◆ WHAT IS ASKED
Pull out every line with the word "JSON" from the entries below.

◆ RECORDED DATA
•••••

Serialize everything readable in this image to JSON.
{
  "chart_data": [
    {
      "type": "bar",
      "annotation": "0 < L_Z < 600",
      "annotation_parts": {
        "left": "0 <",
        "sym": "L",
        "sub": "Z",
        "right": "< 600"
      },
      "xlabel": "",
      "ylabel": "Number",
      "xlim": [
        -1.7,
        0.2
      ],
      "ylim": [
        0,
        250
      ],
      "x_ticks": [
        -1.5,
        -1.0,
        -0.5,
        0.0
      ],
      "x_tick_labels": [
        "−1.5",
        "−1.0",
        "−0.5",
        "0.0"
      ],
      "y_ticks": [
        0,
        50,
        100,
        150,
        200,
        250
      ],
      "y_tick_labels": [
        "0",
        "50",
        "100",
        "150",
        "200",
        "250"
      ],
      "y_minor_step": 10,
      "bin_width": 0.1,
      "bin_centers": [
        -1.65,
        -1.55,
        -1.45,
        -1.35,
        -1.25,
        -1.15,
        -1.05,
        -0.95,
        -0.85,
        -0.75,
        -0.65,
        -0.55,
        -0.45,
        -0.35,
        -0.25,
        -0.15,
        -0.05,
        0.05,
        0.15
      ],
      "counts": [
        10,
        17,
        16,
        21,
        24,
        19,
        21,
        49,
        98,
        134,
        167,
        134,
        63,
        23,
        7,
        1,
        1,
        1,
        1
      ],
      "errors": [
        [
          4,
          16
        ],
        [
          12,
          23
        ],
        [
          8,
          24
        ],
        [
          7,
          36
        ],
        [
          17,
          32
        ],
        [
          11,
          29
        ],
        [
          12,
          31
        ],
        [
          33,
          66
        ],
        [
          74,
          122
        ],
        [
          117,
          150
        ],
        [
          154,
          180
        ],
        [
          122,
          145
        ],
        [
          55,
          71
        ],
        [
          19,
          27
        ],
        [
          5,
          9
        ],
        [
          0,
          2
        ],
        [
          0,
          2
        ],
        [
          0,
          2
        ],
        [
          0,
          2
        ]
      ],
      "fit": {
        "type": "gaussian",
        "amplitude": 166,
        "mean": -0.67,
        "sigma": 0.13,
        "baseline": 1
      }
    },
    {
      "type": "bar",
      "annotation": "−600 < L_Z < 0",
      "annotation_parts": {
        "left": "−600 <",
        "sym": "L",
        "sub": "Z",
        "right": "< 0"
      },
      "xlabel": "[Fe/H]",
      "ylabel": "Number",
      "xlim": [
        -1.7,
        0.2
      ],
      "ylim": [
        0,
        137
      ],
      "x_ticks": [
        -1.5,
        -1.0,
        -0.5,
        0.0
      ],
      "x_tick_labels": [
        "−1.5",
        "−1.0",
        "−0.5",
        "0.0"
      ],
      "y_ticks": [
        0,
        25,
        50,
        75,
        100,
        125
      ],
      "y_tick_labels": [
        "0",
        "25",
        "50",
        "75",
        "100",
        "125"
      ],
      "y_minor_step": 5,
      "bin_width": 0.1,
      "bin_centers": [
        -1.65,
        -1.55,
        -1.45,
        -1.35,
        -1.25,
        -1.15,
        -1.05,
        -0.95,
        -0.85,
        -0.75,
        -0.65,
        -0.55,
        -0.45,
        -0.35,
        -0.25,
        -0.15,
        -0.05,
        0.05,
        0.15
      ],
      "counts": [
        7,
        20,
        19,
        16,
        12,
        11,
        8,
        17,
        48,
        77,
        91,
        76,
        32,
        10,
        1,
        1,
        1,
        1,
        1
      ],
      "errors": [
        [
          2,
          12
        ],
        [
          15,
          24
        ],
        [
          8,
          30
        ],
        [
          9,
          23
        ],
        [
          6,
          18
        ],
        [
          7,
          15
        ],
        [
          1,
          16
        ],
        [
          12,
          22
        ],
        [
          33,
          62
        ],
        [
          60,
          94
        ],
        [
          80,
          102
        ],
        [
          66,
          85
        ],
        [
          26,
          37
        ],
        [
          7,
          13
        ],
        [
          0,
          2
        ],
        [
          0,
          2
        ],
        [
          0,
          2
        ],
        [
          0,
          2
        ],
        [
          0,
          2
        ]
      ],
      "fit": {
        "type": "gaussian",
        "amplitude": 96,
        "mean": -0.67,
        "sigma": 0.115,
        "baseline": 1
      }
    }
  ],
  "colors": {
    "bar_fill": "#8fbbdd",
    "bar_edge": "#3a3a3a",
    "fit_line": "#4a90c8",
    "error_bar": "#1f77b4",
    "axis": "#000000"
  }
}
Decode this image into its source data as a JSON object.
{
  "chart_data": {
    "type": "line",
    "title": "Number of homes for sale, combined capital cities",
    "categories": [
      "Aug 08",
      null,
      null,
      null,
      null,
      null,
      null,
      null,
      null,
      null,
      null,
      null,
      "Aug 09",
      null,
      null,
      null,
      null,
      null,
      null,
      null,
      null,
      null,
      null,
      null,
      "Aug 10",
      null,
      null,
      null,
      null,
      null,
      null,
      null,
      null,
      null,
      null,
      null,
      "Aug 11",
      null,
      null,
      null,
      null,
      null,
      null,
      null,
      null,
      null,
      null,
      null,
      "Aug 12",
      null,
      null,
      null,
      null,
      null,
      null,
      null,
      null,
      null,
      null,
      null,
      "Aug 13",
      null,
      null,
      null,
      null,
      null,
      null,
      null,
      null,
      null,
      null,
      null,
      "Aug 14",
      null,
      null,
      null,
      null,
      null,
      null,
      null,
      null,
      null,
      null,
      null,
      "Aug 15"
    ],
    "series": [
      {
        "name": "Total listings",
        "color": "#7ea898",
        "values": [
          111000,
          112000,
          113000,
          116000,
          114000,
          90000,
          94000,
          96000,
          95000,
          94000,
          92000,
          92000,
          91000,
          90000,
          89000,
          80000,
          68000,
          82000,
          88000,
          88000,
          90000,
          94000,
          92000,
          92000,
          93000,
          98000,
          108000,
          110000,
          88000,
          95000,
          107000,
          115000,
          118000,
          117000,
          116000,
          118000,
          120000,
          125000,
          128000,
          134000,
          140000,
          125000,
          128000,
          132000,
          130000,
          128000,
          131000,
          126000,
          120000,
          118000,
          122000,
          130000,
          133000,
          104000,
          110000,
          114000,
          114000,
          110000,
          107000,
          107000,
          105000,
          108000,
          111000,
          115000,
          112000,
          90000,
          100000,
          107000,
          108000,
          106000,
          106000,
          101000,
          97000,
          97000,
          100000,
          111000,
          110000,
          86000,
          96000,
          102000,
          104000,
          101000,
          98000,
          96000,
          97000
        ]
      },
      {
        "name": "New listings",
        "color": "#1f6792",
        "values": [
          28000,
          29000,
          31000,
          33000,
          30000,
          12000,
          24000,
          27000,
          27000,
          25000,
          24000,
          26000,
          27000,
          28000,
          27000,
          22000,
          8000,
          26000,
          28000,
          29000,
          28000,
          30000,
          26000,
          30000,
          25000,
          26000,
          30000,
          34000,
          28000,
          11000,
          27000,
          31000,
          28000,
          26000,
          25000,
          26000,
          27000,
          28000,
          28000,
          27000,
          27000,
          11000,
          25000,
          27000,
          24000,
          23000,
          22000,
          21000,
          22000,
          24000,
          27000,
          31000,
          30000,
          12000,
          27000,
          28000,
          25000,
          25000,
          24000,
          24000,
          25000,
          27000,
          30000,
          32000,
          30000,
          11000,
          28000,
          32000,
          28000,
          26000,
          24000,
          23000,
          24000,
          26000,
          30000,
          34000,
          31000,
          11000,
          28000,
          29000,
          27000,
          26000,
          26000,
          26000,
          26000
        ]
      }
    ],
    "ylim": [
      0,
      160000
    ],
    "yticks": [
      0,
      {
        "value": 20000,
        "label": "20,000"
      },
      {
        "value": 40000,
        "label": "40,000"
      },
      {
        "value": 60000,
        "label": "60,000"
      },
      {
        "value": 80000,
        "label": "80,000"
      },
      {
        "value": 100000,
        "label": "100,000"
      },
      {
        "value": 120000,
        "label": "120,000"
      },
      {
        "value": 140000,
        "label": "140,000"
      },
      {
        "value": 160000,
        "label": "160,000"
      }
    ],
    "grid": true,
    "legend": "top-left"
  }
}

•••••

◆ CORRECT RESULT
Serialize everything readable in this image to JSON.
Decode this image into its source data as a JSON object.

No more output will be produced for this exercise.